#### Task prompt:
Collect from the data below each line with "screenshot".

________

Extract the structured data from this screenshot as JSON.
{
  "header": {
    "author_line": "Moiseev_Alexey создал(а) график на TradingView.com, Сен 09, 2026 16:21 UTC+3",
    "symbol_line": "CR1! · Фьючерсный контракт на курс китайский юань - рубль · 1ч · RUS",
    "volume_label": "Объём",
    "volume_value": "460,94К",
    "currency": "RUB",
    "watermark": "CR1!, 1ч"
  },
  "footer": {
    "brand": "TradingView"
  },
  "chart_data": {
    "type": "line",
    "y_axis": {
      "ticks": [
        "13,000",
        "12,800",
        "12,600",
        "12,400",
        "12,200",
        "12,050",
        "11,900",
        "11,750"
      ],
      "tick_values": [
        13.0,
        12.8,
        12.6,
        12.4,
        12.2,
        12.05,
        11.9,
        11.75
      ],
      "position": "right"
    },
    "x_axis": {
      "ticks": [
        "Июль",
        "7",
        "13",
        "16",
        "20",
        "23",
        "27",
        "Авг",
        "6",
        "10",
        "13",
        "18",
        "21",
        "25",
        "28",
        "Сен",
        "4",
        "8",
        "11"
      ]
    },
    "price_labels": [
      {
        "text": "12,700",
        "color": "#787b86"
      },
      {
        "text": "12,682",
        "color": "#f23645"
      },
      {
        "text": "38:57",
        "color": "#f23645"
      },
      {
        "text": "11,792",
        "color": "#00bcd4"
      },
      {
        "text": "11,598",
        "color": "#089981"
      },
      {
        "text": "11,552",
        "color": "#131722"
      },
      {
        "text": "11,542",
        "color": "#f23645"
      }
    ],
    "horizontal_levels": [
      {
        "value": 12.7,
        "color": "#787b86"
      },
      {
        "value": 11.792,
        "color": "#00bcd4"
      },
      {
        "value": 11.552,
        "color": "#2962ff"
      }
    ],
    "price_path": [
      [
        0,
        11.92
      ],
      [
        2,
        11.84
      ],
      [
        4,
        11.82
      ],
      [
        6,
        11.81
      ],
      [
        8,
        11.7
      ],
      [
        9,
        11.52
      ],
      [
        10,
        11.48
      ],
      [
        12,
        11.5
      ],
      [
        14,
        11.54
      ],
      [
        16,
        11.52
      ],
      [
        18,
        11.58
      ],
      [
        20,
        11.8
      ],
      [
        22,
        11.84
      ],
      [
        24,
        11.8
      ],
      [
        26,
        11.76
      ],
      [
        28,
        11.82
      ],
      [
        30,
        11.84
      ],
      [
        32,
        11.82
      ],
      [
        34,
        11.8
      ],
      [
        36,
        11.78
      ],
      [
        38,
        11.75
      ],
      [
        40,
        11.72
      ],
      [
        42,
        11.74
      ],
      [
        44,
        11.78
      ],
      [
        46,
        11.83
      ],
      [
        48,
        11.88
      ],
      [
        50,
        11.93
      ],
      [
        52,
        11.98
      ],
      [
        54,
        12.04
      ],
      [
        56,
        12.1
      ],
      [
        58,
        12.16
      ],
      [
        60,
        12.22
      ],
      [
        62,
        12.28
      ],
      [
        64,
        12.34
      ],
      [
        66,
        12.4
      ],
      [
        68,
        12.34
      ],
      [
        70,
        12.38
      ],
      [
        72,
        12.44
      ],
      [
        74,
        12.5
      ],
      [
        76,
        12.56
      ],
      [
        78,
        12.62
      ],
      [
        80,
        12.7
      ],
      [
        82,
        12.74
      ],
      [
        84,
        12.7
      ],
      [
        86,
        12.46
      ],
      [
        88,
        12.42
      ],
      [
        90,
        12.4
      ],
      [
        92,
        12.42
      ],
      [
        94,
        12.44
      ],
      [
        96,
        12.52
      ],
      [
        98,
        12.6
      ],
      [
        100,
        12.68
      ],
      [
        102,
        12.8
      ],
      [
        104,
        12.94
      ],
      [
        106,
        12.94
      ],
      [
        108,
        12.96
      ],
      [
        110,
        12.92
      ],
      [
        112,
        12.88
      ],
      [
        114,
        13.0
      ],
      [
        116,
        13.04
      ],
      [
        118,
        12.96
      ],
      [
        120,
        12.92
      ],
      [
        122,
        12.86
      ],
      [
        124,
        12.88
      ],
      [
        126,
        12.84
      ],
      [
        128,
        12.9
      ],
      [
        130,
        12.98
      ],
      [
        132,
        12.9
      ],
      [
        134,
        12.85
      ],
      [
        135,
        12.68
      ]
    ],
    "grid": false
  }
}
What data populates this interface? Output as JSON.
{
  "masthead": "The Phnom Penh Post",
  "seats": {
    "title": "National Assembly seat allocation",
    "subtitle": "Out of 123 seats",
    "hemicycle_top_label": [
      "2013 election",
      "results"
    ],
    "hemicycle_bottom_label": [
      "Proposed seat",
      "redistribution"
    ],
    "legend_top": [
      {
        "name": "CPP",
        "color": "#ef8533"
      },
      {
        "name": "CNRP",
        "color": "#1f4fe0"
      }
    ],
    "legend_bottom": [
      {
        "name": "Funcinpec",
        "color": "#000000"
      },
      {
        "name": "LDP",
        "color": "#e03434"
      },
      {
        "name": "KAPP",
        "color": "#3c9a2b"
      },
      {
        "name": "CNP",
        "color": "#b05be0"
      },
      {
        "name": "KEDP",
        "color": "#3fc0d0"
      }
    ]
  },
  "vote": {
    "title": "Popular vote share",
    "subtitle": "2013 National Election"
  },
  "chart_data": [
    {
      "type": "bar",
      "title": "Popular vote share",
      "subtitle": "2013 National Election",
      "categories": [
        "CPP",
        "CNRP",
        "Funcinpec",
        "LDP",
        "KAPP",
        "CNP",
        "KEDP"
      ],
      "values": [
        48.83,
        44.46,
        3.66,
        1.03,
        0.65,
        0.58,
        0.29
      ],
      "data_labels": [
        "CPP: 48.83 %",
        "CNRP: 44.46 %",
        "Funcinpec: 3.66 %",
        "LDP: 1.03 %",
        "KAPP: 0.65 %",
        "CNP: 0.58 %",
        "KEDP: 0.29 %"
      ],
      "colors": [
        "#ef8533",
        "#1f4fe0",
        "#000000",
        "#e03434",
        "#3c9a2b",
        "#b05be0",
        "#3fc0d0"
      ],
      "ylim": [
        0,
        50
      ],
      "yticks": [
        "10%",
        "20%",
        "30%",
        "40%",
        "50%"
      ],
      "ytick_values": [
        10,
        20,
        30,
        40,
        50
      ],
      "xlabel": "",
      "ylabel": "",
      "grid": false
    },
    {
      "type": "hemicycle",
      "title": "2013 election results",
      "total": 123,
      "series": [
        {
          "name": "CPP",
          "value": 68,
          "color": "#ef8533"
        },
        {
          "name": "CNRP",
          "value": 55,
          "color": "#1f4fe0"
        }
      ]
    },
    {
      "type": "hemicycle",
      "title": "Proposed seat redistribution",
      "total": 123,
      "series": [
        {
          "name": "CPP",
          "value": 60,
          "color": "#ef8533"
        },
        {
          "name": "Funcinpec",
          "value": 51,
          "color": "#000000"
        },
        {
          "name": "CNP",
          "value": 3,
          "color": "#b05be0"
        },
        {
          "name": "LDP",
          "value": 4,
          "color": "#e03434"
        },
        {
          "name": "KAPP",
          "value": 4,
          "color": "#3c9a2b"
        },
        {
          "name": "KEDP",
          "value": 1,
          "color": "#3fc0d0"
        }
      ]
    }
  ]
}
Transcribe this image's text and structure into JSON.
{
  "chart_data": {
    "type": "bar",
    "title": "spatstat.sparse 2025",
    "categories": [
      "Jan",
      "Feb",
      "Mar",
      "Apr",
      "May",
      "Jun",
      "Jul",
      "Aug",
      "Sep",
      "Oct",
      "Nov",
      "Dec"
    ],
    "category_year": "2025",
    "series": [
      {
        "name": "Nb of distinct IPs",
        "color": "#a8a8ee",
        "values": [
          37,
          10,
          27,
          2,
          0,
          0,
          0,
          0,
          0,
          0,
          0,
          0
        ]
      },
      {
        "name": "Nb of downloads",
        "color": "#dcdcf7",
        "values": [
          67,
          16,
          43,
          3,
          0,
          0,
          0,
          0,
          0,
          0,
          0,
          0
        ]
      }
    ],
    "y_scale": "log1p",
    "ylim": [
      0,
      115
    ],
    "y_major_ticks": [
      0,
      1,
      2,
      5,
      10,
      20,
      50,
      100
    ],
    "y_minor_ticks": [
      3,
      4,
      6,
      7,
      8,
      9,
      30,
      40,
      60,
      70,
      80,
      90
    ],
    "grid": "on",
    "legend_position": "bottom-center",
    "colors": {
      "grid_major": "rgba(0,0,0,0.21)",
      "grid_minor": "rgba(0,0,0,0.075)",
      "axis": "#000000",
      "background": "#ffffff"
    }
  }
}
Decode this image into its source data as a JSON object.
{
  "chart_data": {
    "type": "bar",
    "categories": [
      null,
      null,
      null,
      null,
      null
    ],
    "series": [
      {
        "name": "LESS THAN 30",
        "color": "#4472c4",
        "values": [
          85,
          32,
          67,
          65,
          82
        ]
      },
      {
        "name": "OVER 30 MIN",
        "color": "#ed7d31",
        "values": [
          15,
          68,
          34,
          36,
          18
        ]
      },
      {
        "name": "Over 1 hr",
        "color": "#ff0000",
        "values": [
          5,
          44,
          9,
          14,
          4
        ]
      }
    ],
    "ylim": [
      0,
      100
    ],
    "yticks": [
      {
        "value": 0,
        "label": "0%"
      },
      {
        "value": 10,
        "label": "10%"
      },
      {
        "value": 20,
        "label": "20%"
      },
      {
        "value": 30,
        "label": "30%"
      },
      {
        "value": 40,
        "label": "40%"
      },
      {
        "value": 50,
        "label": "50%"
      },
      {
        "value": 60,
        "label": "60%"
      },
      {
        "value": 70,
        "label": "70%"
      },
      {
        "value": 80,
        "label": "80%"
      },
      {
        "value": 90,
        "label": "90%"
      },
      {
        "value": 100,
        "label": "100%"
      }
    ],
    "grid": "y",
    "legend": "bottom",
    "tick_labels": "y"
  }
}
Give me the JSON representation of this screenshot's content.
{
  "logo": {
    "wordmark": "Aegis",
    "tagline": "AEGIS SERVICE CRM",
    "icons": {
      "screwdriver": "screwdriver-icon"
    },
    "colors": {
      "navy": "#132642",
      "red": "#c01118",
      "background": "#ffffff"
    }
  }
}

________

#### Result below:
Extract the structured data from this screenshot as JSON.
Give me the JSON representation of this screenshot's content.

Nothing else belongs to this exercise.